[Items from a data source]

»»

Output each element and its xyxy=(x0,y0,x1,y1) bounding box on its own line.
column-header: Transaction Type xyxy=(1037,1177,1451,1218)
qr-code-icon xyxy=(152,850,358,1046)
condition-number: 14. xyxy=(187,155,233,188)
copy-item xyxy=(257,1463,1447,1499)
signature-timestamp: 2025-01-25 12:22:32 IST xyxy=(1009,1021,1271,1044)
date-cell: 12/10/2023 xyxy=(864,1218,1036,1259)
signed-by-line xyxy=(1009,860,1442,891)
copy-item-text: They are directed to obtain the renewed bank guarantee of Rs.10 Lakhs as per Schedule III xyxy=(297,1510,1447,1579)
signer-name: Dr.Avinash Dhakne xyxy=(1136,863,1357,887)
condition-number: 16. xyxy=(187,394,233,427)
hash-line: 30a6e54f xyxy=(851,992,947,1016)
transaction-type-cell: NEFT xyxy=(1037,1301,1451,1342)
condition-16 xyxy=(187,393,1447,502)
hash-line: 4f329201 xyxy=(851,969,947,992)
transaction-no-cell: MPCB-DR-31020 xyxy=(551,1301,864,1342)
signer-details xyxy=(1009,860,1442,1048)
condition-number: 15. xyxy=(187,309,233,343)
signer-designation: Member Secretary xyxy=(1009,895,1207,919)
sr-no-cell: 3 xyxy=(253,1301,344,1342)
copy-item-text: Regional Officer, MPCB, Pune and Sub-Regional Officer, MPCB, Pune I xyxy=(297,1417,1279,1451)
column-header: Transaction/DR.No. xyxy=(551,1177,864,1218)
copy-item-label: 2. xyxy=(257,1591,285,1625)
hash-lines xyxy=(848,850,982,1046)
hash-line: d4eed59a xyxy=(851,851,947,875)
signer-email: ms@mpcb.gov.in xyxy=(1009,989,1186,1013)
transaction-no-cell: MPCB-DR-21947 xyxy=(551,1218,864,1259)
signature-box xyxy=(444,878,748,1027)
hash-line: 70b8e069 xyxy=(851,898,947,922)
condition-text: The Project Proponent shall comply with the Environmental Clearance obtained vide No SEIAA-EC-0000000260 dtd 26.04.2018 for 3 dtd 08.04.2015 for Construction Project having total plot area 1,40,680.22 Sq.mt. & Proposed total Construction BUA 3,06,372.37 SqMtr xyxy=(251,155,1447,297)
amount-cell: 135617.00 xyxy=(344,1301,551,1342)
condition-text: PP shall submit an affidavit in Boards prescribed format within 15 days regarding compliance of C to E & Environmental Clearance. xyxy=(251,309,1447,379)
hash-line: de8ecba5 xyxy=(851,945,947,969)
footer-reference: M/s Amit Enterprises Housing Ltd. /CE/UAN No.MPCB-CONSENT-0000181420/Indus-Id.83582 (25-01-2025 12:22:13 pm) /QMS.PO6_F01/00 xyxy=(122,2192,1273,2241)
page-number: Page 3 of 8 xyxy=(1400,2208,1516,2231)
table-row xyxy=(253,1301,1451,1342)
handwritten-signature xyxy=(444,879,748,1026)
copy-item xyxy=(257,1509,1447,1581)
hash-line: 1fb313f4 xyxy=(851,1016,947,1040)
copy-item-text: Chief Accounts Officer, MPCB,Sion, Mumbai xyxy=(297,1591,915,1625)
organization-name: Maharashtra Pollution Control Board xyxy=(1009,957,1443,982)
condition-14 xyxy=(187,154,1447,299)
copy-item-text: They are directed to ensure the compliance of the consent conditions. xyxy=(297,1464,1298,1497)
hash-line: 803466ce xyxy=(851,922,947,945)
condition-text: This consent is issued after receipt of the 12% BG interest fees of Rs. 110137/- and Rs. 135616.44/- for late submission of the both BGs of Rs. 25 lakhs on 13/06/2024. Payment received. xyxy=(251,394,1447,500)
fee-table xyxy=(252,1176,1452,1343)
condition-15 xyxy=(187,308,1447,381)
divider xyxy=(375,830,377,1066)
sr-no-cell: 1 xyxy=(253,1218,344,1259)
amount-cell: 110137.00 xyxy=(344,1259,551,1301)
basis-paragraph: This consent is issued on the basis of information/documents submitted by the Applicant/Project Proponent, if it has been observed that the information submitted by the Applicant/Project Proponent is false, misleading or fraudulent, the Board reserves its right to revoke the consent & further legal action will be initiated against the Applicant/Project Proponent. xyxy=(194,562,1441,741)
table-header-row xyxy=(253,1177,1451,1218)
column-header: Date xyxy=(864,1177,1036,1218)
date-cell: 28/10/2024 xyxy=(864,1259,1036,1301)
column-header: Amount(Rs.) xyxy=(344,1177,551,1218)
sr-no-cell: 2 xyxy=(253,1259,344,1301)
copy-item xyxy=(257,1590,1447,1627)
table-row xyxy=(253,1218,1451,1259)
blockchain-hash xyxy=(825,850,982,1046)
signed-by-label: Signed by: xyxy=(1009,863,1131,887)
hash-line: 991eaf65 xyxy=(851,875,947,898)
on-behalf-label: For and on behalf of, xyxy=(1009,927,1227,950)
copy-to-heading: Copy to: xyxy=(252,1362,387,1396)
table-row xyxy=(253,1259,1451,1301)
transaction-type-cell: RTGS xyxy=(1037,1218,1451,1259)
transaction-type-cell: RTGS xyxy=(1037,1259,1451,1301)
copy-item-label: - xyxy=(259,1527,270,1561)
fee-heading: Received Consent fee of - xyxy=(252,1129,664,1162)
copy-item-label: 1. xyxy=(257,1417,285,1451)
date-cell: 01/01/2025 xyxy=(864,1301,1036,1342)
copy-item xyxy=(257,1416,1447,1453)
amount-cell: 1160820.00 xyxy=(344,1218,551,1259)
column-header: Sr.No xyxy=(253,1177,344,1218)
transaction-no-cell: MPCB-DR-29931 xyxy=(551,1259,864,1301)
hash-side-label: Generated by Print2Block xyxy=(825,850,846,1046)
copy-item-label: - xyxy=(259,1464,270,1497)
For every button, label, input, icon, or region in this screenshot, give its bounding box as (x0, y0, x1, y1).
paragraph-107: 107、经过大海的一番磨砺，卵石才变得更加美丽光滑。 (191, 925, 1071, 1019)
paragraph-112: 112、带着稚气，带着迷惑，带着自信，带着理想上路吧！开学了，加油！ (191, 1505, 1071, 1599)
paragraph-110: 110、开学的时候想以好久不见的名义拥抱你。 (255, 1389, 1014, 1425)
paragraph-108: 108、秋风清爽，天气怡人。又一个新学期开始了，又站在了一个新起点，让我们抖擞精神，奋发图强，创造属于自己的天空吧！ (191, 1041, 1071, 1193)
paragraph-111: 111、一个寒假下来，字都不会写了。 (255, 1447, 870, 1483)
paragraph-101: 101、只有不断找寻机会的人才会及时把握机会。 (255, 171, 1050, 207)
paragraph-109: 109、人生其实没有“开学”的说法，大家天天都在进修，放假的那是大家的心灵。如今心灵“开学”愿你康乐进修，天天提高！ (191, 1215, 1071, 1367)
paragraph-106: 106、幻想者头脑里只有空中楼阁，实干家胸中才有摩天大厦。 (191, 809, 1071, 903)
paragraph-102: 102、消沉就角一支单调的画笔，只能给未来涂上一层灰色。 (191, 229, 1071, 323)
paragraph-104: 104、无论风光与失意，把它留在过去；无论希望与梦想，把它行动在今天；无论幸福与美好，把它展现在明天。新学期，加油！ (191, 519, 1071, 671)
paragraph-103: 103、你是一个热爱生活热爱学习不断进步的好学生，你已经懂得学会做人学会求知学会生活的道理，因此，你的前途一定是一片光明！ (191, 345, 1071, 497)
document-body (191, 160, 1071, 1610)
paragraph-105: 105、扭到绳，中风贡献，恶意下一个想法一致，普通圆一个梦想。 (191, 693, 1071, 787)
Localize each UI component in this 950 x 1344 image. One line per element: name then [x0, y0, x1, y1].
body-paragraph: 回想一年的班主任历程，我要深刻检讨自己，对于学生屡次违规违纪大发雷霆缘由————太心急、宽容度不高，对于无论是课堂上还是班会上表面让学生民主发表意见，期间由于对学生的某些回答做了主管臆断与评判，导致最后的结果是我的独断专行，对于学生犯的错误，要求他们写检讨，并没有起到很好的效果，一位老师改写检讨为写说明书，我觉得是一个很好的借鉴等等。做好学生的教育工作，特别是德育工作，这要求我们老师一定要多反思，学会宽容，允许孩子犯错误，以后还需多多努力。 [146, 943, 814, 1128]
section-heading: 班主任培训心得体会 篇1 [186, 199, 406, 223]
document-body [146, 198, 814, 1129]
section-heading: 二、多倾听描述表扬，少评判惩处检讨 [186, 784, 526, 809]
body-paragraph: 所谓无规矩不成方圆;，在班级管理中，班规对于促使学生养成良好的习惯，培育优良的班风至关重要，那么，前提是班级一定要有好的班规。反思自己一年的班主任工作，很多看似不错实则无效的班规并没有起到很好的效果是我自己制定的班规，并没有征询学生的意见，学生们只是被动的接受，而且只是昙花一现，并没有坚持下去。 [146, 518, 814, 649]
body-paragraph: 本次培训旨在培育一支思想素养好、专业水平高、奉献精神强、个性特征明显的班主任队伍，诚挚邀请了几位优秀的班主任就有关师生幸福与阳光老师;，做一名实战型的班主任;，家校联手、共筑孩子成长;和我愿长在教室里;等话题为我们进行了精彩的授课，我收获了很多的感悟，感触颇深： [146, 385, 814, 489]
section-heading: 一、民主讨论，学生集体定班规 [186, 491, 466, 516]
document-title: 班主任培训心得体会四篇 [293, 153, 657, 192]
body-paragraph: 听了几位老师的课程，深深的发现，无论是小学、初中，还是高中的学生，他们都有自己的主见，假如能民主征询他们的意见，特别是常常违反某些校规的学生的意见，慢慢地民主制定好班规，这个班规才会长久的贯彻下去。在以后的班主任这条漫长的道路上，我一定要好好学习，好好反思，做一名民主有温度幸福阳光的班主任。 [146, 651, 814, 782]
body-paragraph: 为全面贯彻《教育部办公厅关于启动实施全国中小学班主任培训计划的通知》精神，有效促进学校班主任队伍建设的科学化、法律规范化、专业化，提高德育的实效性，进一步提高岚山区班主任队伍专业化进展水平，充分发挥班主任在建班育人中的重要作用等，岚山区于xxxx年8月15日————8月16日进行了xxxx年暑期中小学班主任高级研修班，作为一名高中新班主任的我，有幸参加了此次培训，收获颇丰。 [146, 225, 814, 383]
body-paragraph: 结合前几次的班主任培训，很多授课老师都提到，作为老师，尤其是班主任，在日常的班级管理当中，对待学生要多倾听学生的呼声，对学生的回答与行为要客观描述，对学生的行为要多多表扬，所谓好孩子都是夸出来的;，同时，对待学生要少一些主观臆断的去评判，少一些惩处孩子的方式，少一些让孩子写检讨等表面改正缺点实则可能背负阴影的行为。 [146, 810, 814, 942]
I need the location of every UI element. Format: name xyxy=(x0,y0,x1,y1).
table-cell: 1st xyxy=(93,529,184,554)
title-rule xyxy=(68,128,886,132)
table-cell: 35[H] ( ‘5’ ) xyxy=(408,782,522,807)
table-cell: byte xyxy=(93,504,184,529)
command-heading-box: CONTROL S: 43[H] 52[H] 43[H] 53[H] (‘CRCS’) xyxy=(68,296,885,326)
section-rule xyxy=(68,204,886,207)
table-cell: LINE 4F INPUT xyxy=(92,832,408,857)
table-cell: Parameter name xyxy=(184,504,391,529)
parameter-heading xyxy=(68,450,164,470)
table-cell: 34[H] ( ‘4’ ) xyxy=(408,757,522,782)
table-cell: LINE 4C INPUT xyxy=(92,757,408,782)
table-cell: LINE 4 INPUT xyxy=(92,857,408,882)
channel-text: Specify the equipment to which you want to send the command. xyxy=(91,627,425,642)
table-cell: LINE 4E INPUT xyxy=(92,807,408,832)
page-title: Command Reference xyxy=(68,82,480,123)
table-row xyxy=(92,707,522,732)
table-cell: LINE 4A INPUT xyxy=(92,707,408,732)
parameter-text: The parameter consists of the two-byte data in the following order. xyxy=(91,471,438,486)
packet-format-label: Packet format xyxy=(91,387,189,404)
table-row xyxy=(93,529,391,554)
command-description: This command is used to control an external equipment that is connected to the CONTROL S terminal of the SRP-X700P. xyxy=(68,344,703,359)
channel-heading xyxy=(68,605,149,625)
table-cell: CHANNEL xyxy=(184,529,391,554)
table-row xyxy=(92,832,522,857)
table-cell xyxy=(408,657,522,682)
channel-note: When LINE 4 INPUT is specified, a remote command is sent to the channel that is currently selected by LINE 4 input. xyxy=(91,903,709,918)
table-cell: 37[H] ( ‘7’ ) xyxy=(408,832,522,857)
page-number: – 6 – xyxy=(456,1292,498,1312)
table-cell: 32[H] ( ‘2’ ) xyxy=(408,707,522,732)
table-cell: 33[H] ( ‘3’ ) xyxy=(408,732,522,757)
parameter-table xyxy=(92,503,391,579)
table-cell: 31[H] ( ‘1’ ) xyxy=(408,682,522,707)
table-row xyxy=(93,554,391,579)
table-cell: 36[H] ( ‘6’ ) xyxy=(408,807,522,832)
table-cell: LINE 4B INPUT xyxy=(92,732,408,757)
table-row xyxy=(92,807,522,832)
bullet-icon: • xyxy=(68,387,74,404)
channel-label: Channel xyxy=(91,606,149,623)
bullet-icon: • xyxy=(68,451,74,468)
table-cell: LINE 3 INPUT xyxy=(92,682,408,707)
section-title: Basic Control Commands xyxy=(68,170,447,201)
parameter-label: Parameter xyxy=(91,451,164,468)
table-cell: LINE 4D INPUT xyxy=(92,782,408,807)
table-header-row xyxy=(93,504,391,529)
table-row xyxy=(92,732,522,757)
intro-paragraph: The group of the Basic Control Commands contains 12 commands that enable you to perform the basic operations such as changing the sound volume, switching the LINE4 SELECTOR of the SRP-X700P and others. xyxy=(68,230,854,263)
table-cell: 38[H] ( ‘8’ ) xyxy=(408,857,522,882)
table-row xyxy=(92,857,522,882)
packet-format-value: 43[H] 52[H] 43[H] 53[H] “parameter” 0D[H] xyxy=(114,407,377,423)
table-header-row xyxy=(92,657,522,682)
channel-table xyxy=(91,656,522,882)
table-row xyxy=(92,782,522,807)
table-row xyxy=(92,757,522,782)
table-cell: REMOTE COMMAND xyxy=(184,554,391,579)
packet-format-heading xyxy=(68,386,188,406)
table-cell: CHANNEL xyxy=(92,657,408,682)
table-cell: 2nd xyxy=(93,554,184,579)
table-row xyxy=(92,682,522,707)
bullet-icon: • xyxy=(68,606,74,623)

««

● WRITTEN TASK
Could you render the data above as a numbered list, running from its first line through the line that contains "condition-text: The Project", with both of those lines included and any blank lines left out?

● ANSWER TO THIS EXERCISE
1. Output each element and its xyxy=(x0,y0,x1,y1) bounding box on its own line.
2. column-header: Transaction Type xyxy=(1037,1177,1451,1218)
3. qr-code-icon xyxy=(152,850,358,1046)
4. condition-number: 14. xyxy=(187,155,233,188)
5. copy-item xyxy=(257,1463,1447,1499)
6. signature-timestamp: 2025-01-25 12:22:32 IST xyxy=(1009,1021,1271,1044)
7. date-cell: 12/10/2023 xyxy=(864,1218,1036,1259)
8. signed-by-line xyxy=(1009,860,1442,891)
9. copy-item-text: They are directed to obtain the renewed bank guarantee of Rs.10 Lakhs as per Schedule III xyxy=(297,1510,1447,1579)
10. signer-name: Dr.Avinash Dhakne xyxy=(1136,863,1357,887)
11. condition-number: 16. xyxy=(187,394,233,427)
12. hash-line: 30a6e54f xyxy=(851,992,947,1016)
13. transaction-type-cell: NEFT xyxy=(1037,1301,1451,1342)
14. condition-16 xyxy=(187,393,1447,502)
15. hash-line: 4f329201 xyxy=(851,969,947,992)
16. transaction-no-cell: MPCB-DR-31020 xyxy=(551,1301,864,1342)
17. signer-details xyxy=(1009,860,1442,1048)
18. condition-number: 15. xyxy=(187,309,233,343)
19. signer-designation: Member Secretary xyxy=(1009,895,1207,919)
20. sr-no-cell: 3 xyxy=(253,1301,344,1342)
21. copy-item-text: Regional Officer, MPCB, Pune and Sub-Regional Officer, MPCB, Pune I xyxy=(297,1417,1279,1451)
22. column-header: Transaction/DR.No. xyxy=(551,1177,864,1218)
23. copy-item-label: 2. xyxy=(257,1591,285,1625)
24. hash-lines xyxy=(848,850,982,1046)
25. hash-line: d4eed59a xyxy=(851,851,947,875)
26. signer-email: ms@mpcb.gov.in xyxy=(1009,989,1186,1013)
27. transaction-no-cell: MPCB-DR-21947 xyxy=(551,1218,864,1259)
28. signature-box xyxy=(444,878,748,1027)
29. hash-line: 70b8e069 xyxy=(851,898,947,922)
30. condition-text: The Project Proponent shall comply with the Environmental Clearance obtained vide No SEIAA-EC-0000000260 dtd 26.04.2018 for 3 dtd 08.04.2015 for Construction Project having total plot area 1,40,680.22 Sq.mt. & Proposed total Construction BUA 3,06,372.37 SqMtr xyxy=(251,155,1447,297)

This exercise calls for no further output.